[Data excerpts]
^^^^^^^^^^^^^^^^
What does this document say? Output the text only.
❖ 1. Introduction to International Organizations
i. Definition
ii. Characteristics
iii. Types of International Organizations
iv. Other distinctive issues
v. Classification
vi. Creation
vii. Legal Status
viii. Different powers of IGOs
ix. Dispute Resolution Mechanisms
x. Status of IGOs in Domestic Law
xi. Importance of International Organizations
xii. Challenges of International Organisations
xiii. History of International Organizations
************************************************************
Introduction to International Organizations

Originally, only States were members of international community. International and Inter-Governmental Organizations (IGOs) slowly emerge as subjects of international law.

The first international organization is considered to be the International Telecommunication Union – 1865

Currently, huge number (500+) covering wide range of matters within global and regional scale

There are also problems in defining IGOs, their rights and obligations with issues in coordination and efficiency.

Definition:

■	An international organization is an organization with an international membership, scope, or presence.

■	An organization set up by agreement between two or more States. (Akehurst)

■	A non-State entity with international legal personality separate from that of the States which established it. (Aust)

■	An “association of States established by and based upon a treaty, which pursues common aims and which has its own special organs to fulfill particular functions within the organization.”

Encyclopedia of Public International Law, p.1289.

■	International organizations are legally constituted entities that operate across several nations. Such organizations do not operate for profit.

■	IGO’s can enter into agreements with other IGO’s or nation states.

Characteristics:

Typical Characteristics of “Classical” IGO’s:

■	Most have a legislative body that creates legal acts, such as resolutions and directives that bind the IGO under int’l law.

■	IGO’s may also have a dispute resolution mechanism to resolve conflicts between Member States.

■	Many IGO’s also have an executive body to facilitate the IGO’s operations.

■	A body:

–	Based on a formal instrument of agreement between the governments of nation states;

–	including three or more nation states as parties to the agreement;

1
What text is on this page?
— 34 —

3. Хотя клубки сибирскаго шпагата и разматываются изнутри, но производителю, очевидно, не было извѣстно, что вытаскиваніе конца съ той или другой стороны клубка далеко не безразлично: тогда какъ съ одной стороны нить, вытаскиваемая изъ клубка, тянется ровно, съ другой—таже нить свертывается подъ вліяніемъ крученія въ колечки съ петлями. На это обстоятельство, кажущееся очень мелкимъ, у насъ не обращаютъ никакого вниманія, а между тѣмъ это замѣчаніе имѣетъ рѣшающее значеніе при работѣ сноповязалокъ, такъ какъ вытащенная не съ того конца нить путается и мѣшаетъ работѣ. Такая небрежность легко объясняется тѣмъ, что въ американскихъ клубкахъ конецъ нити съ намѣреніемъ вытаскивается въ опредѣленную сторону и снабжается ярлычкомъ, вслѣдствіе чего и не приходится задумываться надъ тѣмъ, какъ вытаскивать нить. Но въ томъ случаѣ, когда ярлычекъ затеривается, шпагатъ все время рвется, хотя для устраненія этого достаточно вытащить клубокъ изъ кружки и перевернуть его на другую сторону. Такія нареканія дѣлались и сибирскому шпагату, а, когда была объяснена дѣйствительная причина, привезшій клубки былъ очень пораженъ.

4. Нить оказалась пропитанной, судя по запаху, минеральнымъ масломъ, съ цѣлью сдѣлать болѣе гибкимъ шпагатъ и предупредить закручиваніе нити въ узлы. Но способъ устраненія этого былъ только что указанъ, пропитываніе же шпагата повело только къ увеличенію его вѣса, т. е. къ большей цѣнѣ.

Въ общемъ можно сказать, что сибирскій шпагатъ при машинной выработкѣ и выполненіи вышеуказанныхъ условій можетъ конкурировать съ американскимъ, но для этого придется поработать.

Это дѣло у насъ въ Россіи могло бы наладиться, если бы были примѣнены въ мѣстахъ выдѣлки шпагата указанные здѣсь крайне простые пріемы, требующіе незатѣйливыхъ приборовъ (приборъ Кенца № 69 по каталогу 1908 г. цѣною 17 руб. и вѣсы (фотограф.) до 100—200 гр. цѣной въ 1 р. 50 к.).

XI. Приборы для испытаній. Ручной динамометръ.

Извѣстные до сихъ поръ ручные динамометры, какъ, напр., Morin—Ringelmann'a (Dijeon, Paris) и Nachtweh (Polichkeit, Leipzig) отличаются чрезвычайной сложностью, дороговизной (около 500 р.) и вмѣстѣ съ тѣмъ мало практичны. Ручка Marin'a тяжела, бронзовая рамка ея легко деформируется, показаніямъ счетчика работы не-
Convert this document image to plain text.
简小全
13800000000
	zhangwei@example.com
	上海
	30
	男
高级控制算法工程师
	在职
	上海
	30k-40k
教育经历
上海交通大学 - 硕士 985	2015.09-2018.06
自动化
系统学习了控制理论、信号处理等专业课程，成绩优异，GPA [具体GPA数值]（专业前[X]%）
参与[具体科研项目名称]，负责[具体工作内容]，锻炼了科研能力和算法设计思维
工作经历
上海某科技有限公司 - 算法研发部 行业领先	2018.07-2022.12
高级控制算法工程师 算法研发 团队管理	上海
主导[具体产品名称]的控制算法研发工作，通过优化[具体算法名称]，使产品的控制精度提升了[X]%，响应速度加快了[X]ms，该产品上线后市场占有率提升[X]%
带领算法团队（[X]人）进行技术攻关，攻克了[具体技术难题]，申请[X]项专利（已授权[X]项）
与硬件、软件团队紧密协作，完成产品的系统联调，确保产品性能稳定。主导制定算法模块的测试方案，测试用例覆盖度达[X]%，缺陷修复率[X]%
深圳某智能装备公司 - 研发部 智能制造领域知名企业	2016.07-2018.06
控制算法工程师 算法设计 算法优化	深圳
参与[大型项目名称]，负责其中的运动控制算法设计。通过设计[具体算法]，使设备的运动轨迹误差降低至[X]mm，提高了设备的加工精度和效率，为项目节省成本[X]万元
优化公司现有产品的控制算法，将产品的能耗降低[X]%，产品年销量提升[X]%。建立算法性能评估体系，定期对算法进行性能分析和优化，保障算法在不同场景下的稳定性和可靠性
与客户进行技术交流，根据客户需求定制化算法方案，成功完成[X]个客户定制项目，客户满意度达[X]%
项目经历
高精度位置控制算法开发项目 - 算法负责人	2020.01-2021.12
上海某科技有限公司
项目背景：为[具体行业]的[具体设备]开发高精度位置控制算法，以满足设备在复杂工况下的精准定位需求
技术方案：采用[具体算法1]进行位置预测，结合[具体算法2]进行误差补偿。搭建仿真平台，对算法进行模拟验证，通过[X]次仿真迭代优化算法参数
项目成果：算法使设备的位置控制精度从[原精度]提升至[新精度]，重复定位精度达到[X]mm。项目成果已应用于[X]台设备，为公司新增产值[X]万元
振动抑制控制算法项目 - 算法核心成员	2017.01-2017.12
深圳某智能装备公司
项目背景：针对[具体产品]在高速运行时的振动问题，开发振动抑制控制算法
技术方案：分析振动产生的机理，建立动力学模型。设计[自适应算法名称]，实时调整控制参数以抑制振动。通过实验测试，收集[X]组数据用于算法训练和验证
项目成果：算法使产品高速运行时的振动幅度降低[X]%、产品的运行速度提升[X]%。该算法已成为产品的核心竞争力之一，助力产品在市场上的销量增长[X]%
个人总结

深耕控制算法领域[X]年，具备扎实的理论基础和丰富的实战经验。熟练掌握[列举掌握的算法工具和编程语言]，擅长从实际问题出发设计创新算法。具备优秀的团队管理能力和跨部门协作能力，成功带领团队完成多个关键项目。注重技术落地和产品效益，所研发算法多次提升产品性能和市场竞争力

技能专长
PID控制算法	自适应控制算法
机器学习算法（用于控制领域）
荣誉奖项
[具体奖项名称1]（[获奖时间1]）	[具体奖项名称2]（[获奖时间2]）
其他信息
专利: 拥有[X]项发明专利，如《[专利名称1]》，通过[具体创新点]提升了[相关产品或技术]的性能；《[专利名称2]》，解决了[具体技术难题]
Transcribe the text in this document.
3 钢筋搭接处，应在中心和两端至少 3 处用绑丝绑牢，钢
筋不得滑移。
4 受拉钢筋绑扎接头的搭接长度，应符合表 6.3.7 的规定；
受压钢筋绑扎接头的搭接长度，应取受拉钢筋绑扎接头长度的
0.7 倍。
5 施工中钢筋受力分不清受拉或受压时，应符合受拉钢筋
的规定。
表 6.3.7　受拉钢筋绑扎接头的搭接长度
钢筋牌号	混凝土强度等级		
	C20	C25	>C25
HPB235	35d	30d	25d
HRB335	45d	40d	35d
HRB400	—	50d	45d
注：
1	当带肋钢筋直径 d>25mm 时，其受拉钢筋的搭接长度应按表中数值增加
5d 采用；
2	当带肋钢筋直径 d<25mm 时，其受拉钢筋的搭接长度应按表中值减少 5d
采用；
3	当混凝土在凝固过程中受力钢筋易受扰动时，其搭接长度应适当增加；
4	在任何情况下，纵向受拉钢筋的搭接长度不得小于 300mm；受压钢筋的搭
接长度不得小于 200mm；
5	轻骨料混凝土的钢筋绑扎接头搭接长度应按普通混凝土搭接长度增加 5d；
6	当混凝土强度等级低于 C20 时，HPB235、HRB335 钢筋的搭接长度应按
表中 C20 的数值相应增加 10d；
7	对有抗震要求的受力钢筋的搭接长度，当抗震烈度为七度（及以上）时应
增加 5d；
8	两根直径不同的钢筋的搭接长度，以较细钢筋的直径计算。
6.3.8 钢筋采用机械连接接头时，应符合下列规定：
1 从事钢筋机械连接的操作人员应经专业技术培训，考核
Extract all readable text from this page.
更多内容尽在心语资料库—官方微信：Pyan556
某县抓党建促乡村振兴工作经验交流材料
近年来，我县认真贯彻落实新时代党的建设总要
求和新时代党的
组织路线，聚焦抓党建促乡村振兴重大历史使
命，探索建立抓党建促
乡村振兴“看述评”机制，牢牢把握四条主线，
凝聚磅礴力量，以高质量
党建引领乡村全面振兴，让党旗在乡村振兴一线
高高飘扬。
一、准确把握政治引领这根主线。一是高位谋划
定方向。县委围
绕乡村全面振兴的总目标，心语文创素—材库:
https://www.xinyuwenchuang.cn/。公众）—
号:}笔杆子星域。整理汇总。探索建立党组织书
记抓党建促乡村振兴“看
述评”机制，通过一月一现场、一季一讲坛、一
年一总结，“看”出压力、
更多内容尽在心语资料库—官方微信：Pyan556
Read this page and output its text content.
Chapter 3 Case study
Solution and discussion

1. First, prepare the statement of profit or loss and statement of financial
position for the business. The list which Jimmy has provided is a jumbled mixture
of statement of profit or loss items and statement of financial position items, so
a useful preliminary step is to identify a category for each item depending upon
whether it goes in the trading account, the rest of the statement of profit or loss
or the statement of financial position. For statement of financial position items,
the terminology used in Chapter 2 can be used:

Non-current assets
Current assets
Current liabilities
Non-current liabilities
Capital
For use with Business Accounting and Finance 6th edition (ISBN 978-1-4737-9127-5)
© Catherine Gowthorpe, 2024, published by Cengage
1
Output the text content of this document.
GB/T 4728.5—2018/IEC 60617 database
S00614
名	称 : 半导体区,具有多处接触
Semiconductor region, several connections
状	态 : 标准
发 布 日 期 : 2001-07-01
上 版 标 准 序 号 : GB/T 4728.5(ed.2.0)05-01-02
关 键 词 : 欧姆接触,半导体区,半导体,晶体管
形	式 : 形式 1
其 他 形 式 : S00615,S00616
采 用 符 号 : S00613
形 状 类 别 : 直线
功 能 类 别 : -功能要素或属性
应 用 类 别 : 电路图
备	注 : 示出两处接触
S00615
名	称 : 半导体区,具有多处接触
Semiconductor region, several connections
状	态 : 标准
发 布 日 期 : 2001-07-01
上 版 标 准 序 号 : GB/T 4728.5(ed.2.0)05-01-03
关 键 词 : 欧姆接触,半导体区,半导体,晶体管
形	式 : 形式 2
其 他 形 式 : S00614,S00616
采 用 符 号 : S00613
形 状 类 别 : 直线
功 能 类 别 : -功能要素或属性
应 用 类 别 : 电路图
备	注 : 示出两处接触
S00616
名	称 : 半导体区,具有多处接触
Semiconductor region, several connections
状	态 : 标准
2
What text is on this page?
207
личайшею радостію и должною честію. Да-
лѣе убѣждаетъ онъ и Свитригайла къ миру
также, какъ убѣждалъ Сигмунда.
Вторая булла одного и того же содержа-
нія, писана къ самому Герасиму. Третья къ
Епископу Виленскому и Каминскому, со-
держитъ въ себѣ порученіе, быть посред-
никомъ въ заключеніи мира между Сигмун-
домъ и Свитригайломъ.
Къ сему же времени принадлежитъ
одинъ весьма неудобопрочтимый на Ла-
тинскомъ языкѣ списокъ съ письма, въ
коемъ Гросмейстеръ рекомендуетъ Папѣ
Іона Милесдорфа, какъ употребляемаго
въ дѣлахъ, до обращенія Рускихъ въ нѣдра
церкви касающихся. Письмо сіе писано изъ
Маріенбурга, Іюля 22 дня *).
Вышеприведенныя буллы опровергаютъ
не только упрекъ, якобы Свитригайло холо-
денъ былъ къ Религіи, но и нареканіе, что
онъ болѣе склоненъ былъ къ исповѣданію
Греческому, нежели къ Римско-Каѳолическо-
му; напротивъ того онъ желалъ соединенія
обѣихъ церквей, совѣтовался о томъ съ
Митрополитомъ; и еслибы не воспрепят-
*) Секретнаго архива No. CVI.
^^^^^^^^^^^^^^^^
» YOUR INSTRUCTIONS
Copy out every line from the one containing "Output the text content of this document." to the end of the material, both ends included.

» ANSWER TO THIS EXERCISE
Output the text content of this document.
GB/T 4728.5—2018/IEC 60617 database
S00614
名	称 : 半导体区,具有多处接触
Semiconductor region, several connections
状	态 : 标准
发 布 日 期 : 2001-07-01
上 版 标 准 序 号 : GB/T 4728.5(ed.2.0)05-01-02
关 键 词 : 欧姆接触,半导体区,半导体,晶体管
形	式 : 形式 1
其 他 形 式 : S00615,S00616
采 用 符 号 : S00613
形 状 类 别 : 直线
功 能 类 别 : -功能要素或属性
应 用 类 别 : 电路图
备	注 : 示出两处接触
S00615
名	称 : 半导体区,具有多处接触
Semiconductor region, several connections
状	态 : 标准
发 布 日 期 : 2001-07-01
上 版 标 准 序 号 : GB/T 4728.5(ed.2.0)05-01-03
关 键 词 : 欧姆接触,半导体区,半导体,晶体管
形	式 : 形式 2
其 他 形 式 : S00614,S00616
采 用 符 号 : S00613
形 状 类 别 : 直线
功 能 类 别 : -功能要素或属性
应 用 类 别 : 电路图
备	注 : 示出两处接触
S00616
名	称 : 半导体区,具有多处接触
Semiconductor region, several connections
状	态 : 标准
2
What text is on this page?
207
личайшею радостію и должною честію. Да-
лѣе убѣждаетъ онъ и Свитригайла къ миру
также, какъ убѣждалъ Сигмунда.
Вторая булла одного и того же содержа-
нія, писана къ самому Герасиму. Третья къ
Епископу Виленскому и Каминскому, со-
держитъ въ себѣ порученіе, быть посред-
никомъ въ заключеніи мира между Сигмун-
домъ и Свитригайломъ.
Къ сему же времени принадлежитъ
одинъ весьма неудобопрочтимый на Ла-
тинскомъ языкѣ списокъ съ письма, въ
коемъ Гросмейстеръ рекомендуетъ Папѣ
Іона Милесдорфа, какъ употребляемаго
въ дѣлахъ, до обращенія Рускихъ въ нѣдра
церкви касающихся. Письмо сіе писано изъ
Маріенбурга, Іюля 22 дня *).
Вышеприведенныя буллы опровергаютъ
не только упрекъ, якобы Свитригайло холо-
денъ былъ къ Религіи, но и нареканіе, что
онъ болѣе склоненъ былъ къ исповѣданію
Греческому, нежели къ Римско-Каѳолическо-
му; напротивъ того онъ желалъ соединенія
обѣихъ церквей, совѣтовался о томъ съ
Митрополитомъ; и еслибы не воспрепят-
*) Секретнаго архива No. CVI.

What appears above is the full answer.